Stored data.
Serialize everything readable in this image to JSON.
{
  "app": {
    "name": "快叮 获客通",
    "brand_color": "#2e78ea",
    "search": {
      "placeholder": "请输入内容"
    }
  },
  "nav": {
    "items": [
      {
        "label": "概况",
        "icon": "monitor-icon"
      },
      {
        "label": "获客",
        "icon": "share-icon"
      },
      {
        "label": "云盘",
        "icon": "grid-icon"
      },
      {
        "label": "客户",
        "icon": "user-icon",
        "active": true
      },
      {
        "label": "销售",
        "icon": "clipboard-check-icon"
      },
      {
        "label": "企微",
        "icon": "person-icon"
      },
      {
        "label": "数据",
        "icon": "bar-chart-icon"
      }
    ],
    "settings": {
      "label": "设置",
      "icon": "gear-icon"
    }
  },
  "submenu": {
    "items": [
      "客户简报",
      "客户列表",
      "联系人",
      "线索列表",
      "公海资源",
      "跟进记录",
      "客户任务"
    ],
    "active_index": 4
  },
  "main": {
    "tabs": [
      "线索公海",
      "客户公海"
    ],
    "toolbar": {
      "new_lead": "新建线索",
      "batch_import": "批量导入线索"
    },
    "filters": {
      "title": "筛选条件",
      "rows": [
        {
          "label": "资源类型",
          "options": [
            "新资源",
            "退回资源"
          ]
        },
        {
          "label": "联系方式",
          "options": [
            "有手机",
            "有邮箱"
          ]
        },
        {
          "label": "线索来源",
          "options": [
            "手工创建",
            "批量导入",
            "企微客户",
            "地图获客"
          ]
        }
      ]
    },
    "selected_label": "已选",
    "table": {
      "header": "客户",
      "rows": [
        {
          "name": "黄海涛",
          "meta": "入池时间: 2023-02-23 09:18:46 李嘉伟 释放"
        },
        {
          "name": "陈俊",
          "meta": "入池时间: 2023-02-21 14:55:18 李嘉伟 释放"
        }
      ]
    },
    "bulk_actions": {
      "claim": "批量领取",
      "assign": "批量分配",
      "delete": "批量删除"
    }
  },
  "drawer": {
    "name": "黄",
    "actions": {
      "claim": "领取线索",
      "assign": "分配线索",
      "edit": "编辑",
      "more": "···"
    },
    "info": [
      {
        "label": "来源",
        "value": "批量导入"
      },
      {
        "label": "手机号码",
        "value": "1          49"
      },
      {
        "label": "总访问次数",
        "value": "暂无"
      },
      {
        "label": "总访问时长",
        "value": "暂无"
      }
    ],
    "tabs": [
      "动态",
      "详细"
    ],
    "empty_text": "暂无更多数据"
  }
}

Your instructions. Send back all of the entries exactly, with nothing missing.

Written solution.
Serialize everything readable in this image to JSON.
{
  "app": {
    "name": "快叮 获客通",
    "brand_color": "#2e78ea",
    "search": {
      "placeholder": "请输入内容"
    }
  },
  "nav": {
    "items": [
      {
        "label": "概况",
        "icon": "monitor-icon"
      },
      {
        "label": "获客",
        "icon": "share-icon"
      },
      {
        "label": "云盘",
        "icon": "grid-icon"
      },
      {
        "label": "客户",
        "icon": "user-icon",
        "active": true
      },
      {
        "label": "销售",
        "icon": "clipboard-check-icon"
      },
      {
        "label": "企微",
        "icon": "person-icon"
      },
      {
        "label": "数据",
        "icon": "bar-chart-icon"
      }
    ],
    "settings": {
      "label": "设置",
      "icon": "gear-icon"
    }
  },
  "submenu": {
    "items": [
      "客户简报",
      "客户列表",
      "联系人",
      "线索列表",
      "公海资源",
      "跟进记录",
      "客户任务"
    ],
    "active_index": 4
  },
  "main": {
    "tabs": [
      "线索公海",
      "客户公海"
    ],
    "toolbar": {
      "new_lead": "新建线索",
      "batch_import": "批量导入线索"
    },
    "filters": {
      "title": "筛选条件",
      "rows": [
        {
          "label": "资源类型",
          "options": [
            "新资源",
            "退回资源"
          ]
        },
        {
          "label": "联系方式",
          "options": [
            "有手机",
            "有邮箱"
          ]
        },
        {
          "label": "线索来源",
          "options": [
            "手工创建",
            "批量导入",
            "企微客户",
            "地图获客"
          ]
        }
      ]
    },
    "selected_label": "已选",
    "table": {
      "header": "客户",
      "rows": [
        {
          "name": "黄海涛",
          "meta": "入池时间: 2023-02-23 09:18:46 李嘉伟 释放"
        },
        {
          "name": "陈俊",
          "meta": "入池时间: 2023-02-21 14:55:18 李嘉伟 释放"
        }
      ]
    },
    "bulk_actions": {
      "claim": "批量领取",
      "assign": "批量分配",
      "delete": "批量删除"
    }
  },
  "drawer": {
    "name": "黄",
    "actions": {
      "claim": "领取线索",
      "assign": "分配线索",
      "edit": "编辑",
      "more": "···"
    },
    "info": [
      {
        "label": "来源",
        "value": "批量导入"
      },
      {
        "label": "手机号码",
        "value": "1          49"
      },
      {
        "label": "总访问次数",
        "value": "暂无"
      },
      {
        "label": "总访问时长",
        "value": "暂无"
      }
    ],
    "tabs": [
      "动态",
      "详细"
    ],
    "empty_text": "暂无更多数据"
  }
}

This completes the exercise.